OPDRACHT 1 =
Stemmen de uitspraken (a), (b) en (c) overeen met de tekst over flexibel werk? Antwoord per uitspraak met ja of nee en citeer letterlijk de woorden uit de tekst die de doorslag geven.
(a) Het inkomensplafond voor de deeleconomie ligt in 2019 op 6250 euro.
(b) De meeste bedrijven dwingen medewerkers tegen hun zin in een zelfstandigenstatuut.
(c) De schrijver is het oneens met Bultinck dat er een sterke sociale zekerheid nodig is.
OPDRACHT 2 = In welk nummer van Knack verscheen volgens de tekst over flexibel werk het stuk 'Freelanceverliezers'?
OPDRACHT 3 = Leg uit waarom de wetgeving rond de deeleconomie volgens de tekst over flexibel werk bewust een plafond bevat.

Flexibel werk

In ‘Freelanceverliezers’ (Knack nr. 32) waarschuwt hoofdredacteur Bert Bultinck terecht voor de potentiële gevaren van de ‘ gig economy‘. Maar door ‘flexibiliteit’ en ‘afbraak van de sociale bescherming’ gelijk te stellen maak je het broodnodige debat onmogelijk.

De discussie over de gig economy vertrekt van twee foute veronderstellingen. De eerste is dat ze het huidige systeem met arbeidscontracten zal vervangen en zelfs verdringen. In een aantal gevallen is dat zo. Maar de meeste gigs die via platformen aangeboden worden, zijn bestemd voor mensen die zulke arbeid combineren met een professionele activiteit. Net om te vermijden dat de klassieke arbeidsverhoudingen overhoop worden gegooid, voorziet de wetgeving rond de deeleconomie bewust in een plafond. In 2019 ligt dat op een inkomen van 6250 euro.

Ten tweede zien opiniemakers de toename van ‘atypische’ arbeid per definitie als een negatieve evolutie. Helaas zijn er bedrijven die medewerkers tegen hun zin in een zelfstandigenstatuut dwingen, maar dat zijn uitzonderingen. Het merendeel van de freelancers kent de voor- en nadelen van het statuut, en kiest er bewust voor.

Door alle flexibele vormen van werk over één kam te scheren, sluiten we alle deuren voor alternatieven. Het gevolg zal zijn, op korte termijn, dat bedrijven ons land verlaten of dat buitenlandse bedrijven als PostNL hier terrein komen inpikken. Ook voor mensen die soepeler willen omgaan met de combinatie werk-privé beperkt die zienswijze de mogelijkheden: sommige middenveldorganisaties hebben in hun plaats beslist dat zulks niet wenselijk is.

We hebben een sterke sociale zekerheid nodig om iedereen te kunnen beschermen, daarover ben ik het eens met meneer Bultinck. Hij noemt ze terecht hét kroonjuweel van ons land. Maar ik vind het bizar dat we blijven zweren bij de klassieke werkgever-werknemerrelatie als de enige pijler voor die sociale zekerheid. We moeten niet blind zijn voor de gevaren van de gig economy. Maar we mogen het kind ook niet met badwater weggooien. Want dan zouden werknemers, werkgevers én freelancers nog veel verder van huis zijn.

GEGEVEN INFORMATIE =
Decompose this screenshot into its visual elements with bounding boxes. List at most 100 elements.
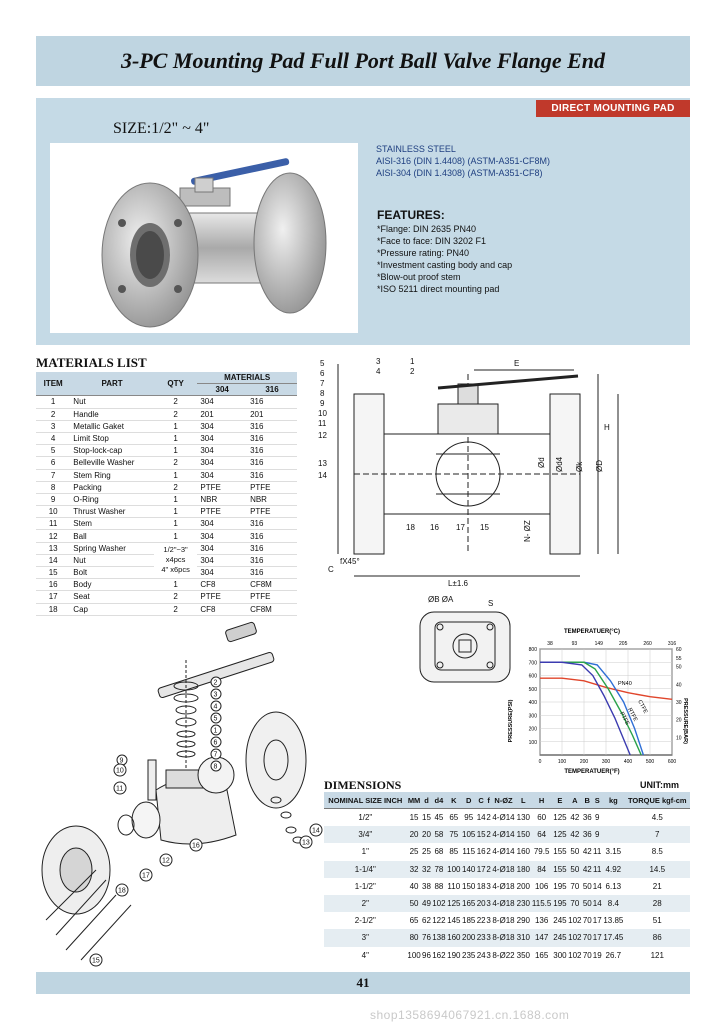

UITGEWERKT ANTWOORD 1 =
(a) Ja: "In 2019 ligt dat op een inkomen van 6250 euro."
(b) Nee: "Helaas zijn er bedrijven die medewerkers tegen hun zin in een zelfstandigenstatuut dwingen, maar dat zijn uitzonderingen."
(c) Nee: "We hebben een sterke sociale zekerheid nodig om iedereen te kunnen beschermen, daarover ben ik het eens met meneer Bultinck."

UITGEWERKT ANTWOORD 2 = In Knack nr. 32.

UITGEWERKT ANTWOORD 3 = Het plafond moet voorkomen dat de klassieke arbeidsverhoudingen overhoop worden gegooid. De meeste gigs via platformen zijn bedoeld voor mensen die dat werk combineren met een professionele activiteit. Ze zijn dus niet bedoeld om het systeem met arbeidscontracten te vervangen.